> What is expected
Scan the records and identify every line in which the string "title" occurs, then return those lines.

> Records shown

☆ ☆ ☆

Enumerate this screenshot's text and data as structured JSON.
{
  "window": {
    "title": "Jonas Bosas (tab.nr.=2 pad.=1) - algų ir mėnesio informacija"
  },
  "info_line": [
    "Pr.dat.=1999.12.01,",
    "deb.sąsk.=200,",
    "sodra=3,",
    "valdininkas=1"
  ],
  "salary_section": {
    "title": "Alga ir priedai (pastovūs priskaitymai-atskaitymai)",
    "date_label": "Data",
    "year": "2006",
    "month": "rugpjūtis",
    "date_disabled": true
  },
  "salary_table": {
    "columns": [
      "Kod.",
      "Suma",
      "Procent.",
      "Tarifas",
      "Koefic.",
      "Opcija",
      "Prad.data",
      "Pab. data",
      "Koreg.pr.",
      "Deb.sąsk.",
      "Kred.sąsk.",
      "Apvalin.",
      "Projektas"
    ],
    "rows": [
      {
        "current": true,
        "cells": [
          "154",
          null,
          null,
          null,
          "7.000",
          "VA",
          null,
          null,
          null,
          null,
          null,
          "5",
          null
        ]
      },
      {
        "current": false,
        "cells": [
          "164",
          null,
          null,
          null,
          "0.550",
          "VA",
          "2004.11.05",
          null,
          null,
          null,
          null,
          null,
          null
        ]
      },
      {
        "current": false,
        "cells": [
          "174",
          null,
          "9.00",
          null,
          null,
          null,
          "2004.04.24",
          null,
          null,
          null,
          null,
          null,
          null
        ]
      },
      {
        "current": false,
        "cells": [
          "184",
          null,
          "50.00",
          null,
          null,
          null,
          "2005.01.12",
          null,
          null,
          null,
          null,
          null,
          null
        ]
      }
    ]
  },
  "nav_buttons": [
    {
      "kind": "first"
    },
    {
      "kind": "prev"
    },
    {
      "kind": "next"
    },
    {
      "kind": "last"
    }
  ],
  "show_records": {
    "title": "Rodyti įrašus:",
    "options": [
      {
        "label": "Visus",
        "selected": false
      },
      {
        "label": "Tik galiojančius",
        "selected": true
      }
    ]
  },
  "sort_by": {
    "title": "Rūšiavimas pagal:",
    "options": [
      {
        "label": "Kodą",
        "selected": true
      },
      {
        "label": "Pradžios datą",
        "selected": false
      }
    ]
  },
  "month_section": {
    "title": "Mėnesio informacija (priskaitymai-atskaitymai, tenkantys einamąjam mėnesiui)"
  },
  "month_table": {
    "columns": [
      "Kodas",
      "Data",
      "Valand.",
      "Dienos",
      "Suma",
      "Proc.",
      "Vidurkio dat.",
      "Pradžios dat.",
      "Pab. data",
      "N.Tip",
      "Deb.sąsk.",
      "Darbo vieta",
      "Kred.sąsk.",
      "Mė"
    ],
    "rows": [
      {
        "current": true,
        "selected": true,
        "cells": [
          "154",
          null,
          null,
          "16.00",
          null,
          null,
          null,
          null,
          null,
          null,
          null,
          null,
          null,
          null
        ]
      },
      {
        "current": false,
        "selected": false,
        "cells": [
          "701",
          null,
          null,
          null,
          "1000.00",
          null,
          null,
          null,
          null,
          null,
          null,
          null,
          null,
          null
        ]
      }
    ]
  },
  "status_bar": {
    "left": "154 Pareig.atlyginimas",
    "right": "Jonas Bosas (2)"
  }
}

☆ ☆ ☆

> Response to the exercise
    "title": "Jonas Bosas (tab.nr.=2 pad.=1) - algų ir mėnesio informacija"
    "title": "Alga ir priedai (pastovūs priskaitymai-atskaitymai)",
    "title": "Rodyti įrašus:",
    "title": "Rūšiavimas pagal:",
    "title": "Mėnesio informacija (priskaitymai-atskaitymai, tenkantys einamąjam mėnesiui)"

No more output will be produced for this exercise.